EXTRACTED ENTRIES:
=-=-=-=-=
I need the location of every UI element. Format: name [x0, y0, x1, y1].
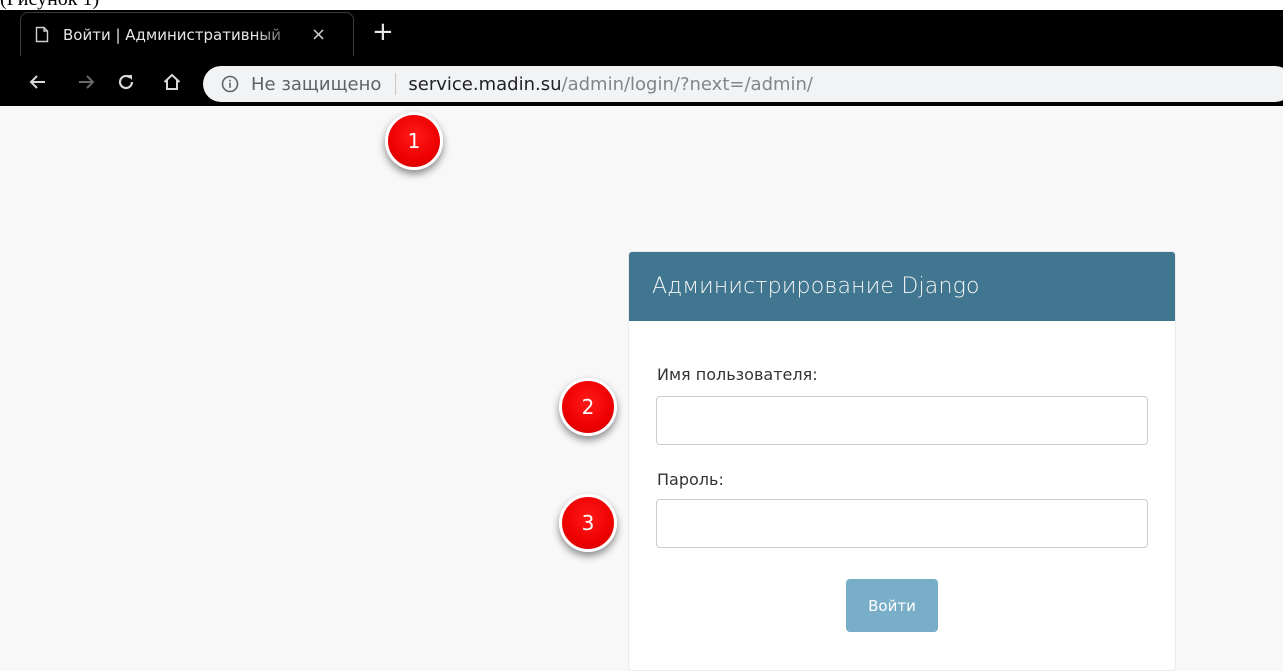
- login-header: Администрирование Django: [629, 252, 1175, 321]
- caption-text: (Рисунок 1): [0, 0, 99, 10]
- new-tab-button[interactable]: +: [372, 16, 394, 48]
- security-status[interactable]: Не защищено: [251, 74, 381, 95]
- omnibox-separator: [395, 73, 397, 95]
- address-bar[interactable]: Не защищено service.madin.su/admin/login…: [203, 66, 1283, 102]
- page-content: Администрирование Django Имя пользовател…: [0, 106, 1283, 671]
- home-button[interactable]: [160, 70, 184, 94]
- username-label: Имя пользователя:: [657, 365, 818, 384]
- page-icon: [35, 26, 49, 43]
- tab-close-icon[interactable]: ×: [311, 24, 326, 45]
- tab-title: Войти | Административный: [63, 25, 281, 44]
- browser-chrome: Войти | Административный × + Не защищено…: [0, 10, 1283, 106]
- annotation-marker-3: 3: [559, 494, 617, 552]
- browser-tab[interactable]: Войти | Административный ×: [20, 12, 354, 56]
- reload-button[interactable]: [114, 70, 138, 94]
- reload-icon: [118, 74, 134, 90]
- username-input[interactable]: [656, 396, 1148, 445]
- login-button[interactable]: Войти: [846, 579, 938, 632]
- forward-arrow-icon: [79, 75, 95, 89]
- document-caption: (Рисунок 1): [0, 0, 1283, 10]
- page-title: Администрирование Django: [652, 274, 980, 299]
- password-input[interactable]: [656, 499, 1148, 548]
- password-label: Пароль:: [657, 470, 724, 489]
- login-panel: Администрирование Django Имя пользовател…: [628, 251, 1176, 671]
- info-icon[interactable]: [221, 75, 239, 93]
- annotation-marker-2: 2: [559, 378, 617, 436]
- url-host: service.madin.su: [408, 73, 562, 95]
- forward-button[interactable]: [74, 70, 98, 94]
- url-path: /admin/login/?next=/admin/: [561, 73, 813, 95]
- annotation-marker-1: 1: [385, 112, 443, 170]
- back-button[interactable]: [26, 70, 50, 94]
- url-text[interactable]: service.madin.su/admin/login/?next=/admi…: [408, 74, 813, 95]
- home-icon: [163, 73, 181, 90]
- back-arrow-icon: [29, 75, 45, 89]
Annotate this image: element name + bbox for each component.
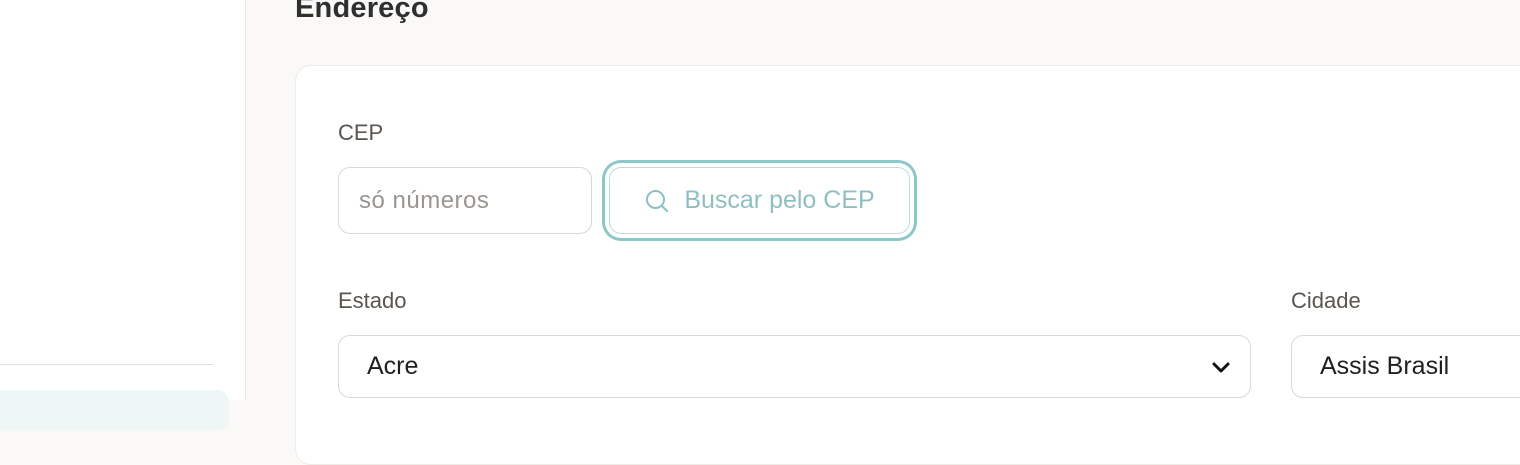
chevron-down-icon	[1210, 356, 1232, 378]
city-label: Cidade	[1291, 288, 1361, 313]
cep-input[interactable]	[338, 167, 592, 234]
state-select-value: Acre	[367, 352, 419, 380]
city-select[interactable]: Assis Brasil	[1291, 335, 1520, 398]
search-icon	[644, 188, 670, 214]
sidebar-item-active[interactable]	[0, 390, 229, 430]
city-select-value: Assis Brasil	[1320, 352, 1450, 380]
state-select[interactable]: Acre	[338, 335, 1251, 398]
section-title: Endereço	[295, 0, 429, 24]
sidebar-divider	[0, 364, 213, 365]
main-content: Endereço CEP Buscar pelo CEP Estado Acre…	[247, 0, 1520, 465]
state-label: Estado	[338, 288, 407, 313]
search-cep-button[interactable]: Buscar pelo CEP	[609, 167, 910, 234]
cep-label: CEP	[338, 120, 384, 145]
address-card: CEP Buscar pelo CEP Estado Acre Cidade A…	[295, 65, 1520, 465]
sidebar	[0, 0, 246, 430]
search-cep-button-label: Buscar pelo CEP	[684, 186, 875, 214]
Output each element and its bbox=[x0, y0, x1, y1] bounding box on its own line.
=-=-=-=-=
Repeat all of the records above exactly as they appear, leaving out the pictures.

REPLY:
I need the location of every UI element. Format: name [x0, y0, x1, y1].
- login-header: Администрирование Django: [629, 252, 1175, 321]
- caption-text: (Рисунок 1): [0, 0, 99, 10]
- new-tab-button[interactable]: +: [372, 16, 394, 48]
- security-status[interactable]: Не защищено: [251, 74, 381, 95]
- omnibox-separator: [395, 73, 397, 95]
- address-bar[interactable]: Не защищено service.madin.su/admin/login…: [203, 66, 1283, 102]
- page-content: Администрирование Django Имя пользовател…: [0, 106, 1283, 671]
- home-button[interactable]: [160, 70, 184, 94]
- username-label: Имя пользователя:: [657, 365, 818, 384]
- page-icon: [35, 26, 49, 43]
- tab-close-icon[interactable]: ×: [311, 24, 326, 45]
- tab-title: Войти | Административный: [63, 25, 281, 44]
- browser-chrome: Войти | Административный × + Не защищено…: [0, 10, 1283, 106]
- annotation-marker-3: 3: [559, 494, 617, 552]
- browser-tab[interactable]: Войти | Административный ×: [20, 12, 354, 56]
- reload-button[interactable]: [114, 70, 138, 94]
- reload-icon: [118, 74, 134, 90]
- username-input[interactable]: [656, 396, 1148, 445]
- login-button[interactable]: Войти: [846, 579, 938, 632]
- forward-arrow-icon: [79, 75, 95, 89]
- document-caption: (Рисунок 1): [0, 0, 1283, 10]
- page-title: Администрирование Django: [652, 274, 980, 299]
- password-input[interactable]: [656, 499, 1148, 548]
- password-label: Пароль:: [657, 470, 724, 489]
- login-panel: Администрирование Django Имя пользовател…: [628, 251, 1176, 671]
- info-icon[interactable]: [221, 75, 239, 93]
- annotation-marker-2: 2: [559, 378, 617, 436]
- url-host: service.madin.su: [408, 73, 562, 95]
- forward-button[interactable]: [74, 70, 98, 94]
- url-path: /admin/login/?next=/admin/: [561, 73, 813, 95]
- annotation-marker-1: 1: [385, 112, 443, 170]
- back-button[interactable]: [26, 70, 50, 94]
- url-text[interactable]: service.madin.su/admin/login/?next=/admi…: [408, 74, 813, 95]
- home-icon: [163, 73, 181, 90]
- back-arrow-icon: [29, 75, 45, 89]
Annotate this image: element name + bbox for each component.
chevron-down-icon	[1210, 356, 1232, 378]
city-label: Cidade	[1291, 288, 1361, 313]
cep-input[interactable]	[338, 167, 592, 234]
state-select-value: Acre	[367, 352, 419, 380]
city-select[interactable]: Assis Brasil	[1291, 335, 1520, 398]
search-icon	[644, 188, 670, 214]
sidebar-item-active[interactable]	[0, 390, 229, 430]
city-select-value: Assis Brasil	[1320, 352, 1450, 380]
state-select[interactable]: Acre	[338, 335, 1251, 398]
section-title: Endereço	[295, 0, 429, 24]
sidebar-divider	[0, 364, 213, 365]
main-content: Endereço CEP Buscar pelo CEP Estado Acre…	[247, 0, 1520, 465]
state-label: Estado	[338, 288, 407, 313]
search-cep-button[interactable]: Buscar pelo CEP	[609, 167, 910, 234]
cep-label: CEP	[338, 120, 384, 145]
address-card: CEP Buscar pelo CEP Estado Acre Cidade A…	[295, 65, 1520, 465]
sidebar	[0, 0, 246, 430]
search-cep-button-label: Buscar pelo CEP	[684, 186, 875, 214]
Output each element and its bbox=[x0, y0, x1, y1] bounding box on its own line.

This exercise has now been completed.